--- begin MATERIAL FOR THIS EXERCISE ---
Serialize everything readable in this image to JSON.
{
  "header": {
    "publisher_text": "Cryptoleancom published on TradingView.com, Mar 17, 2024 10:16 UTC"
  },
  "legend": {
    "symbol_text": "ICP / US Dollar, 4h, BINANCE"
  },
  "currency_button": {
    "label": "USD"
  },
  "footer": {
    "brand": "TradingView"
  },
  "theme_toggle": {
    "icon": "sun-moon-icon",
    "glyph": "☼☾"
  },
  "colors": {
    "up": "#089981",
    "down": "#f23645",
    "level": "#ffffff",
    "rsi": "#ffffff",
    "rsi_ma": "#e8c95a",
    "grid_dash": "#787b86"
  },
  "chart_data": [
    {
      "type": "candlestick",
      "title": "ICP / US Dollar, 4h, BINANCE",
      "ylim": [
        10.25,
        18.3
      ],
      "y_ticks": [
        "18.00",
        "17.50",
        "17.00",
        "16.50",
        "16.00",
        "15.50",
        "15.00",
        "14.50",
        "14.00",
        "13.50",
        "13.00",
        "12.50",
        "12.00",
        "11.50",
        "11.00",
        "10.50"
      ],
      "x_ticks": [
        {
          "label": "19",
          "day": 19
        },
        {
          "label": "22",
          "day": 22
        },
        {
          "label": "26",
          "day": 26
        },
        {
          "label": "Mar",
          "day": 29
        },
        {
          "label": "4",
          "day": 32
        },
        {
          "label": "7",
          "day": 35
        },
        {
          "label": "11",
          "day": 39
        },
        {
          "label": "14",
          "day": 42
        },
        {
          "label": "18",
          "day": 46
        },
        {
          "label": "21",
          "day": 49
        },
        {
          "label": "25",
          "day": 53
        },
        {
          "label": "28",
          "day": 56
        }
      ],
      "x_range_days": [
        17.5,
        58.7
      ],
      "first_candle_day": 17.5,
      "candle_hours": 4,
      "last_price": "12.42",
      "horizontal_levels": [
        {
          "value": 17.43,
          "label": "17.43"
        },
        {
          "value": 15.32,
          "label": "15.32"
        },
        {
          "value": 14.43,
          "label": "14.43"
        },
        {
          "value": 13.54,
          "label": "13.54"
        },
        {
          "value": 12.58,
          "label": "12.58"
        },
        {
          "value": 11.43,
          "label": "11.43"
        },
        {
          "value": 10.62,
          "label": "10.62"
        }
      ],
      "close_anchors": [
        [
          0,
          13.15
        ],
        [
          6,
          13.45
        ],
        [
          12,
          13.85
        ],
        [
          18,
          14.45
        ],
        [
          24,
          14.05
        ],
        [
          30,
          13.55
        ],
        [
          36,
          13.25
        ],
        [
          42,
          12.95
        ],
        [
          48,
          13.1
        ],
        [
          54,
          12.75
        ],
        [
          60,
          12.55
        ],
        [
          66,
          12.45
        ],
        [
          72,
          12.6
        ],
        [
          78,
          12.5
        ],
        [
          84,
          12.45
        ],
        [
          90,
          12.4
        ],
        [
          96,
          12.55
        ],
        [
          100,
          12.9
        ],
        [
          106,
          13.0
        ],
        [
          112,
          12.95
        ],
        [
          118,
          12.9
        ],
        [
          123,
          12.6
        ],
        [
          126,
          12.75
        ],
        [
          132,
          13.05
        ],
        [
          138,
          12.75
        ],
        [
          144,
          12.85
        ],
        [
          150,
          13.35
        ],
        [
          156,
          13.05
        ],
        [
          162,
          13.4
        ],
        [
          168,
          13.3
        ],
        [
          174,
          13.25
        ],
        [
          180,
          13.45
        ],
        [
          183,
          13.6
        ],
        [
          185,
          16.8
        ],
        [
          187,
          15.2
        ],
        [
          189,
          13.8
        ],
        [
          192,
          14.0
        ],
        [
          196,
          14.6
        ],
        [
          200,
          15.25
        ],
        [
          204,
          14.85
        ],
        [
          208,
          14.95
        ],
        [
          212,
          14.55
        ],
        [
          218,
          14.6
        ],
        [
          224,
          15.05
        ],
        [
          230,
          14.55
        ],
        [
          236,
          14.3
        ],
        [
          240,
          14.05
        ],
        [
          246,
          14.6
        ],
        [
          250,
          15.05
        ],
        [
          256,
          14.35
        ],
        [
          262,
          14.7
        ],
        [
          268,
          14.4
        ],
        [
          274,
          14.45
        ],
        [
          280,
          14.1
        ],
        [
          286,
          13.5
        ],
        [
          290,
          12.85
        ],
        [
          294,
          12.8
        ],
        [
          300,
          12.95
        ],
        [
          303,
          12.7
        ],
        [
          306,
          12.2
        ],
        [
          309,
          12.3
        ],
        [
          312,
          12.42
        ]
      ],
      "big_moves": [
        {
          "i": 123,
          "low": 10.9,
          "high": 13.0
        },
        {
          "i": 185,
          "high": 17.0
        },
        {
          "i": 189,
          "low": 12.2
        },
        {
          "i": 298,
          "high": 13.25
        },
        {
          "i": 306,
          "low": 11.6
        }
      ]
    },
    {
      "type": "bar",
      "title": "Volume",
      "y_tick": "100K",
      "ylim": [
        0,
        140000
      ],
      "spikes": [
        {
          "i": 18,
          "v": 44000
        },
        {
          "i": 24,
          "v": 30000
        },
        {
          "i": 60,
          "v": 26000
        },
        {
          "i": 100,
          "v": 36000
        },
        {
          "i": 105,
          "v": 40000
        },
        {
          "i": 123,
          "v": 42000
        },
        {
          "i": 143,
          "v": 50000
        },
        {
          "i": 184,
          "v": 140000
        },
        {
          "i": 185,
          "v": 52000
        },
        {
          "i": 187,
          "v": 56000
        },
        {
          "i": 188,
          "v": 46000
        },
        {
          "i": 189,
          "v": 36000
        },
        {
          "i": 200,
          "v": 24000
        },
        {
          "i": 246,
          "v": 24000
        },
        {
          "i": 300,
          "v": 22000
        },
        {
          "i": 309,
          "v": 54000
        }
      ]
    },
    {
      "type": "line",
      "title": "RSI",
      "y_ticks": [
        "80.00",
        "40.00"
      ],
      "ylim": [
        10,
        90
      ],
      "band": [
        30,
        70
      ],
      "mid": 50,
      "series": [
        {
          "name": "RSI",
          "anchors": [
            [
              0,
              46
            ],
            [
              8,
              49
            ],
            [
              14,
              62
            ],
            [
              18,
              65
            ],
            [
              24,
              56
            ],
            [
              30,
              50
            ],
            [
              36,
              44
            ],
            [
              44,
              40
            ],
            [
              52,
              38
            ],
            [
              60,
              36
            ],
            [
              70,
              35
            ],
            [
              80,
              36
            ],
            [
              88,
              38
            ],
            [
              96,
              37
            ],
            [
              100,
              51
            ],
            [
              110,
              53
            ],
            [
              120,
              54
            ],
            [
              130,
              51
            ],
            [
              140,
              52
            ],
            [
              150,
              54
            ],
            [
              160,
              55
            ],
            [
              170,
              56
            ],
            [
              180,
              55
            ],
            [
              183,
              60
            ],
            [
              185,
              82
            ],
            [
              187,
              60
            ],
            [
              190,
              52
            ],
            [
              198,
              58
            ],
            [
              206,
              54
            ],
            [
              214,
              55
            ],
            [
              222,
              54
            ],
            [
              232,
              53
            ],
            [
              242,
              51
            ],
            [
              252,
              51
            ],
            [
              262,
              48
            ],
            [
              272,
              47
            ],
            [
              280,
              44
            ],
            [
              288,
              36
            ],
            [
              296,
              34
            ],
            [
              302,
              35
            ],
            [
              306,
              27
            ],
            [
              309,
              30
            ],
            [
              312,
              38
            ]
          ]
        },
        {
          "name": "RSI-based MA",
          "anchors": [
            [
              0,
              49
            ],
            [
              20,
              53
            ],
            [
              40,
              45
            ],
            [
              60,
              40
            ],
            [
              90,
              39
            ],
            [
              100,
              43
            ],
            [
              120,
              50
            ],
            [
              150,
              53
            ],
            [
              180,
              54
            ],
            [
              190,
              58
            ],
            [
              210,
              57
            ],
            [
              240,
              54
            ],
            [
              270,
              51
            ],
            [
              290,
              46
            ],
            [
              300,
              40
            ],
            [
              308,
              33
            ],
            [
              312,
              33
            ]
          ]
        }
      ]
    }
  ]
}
--- end MATERIAL FOR THIS EXERCISE ---
#### WORK INSTRUCTIONS:
Show all lines above holding "type".

#### RESPONSE TO THIS TASK:
      "type": "candlestick",
      "type": "bar",
      "type": "line",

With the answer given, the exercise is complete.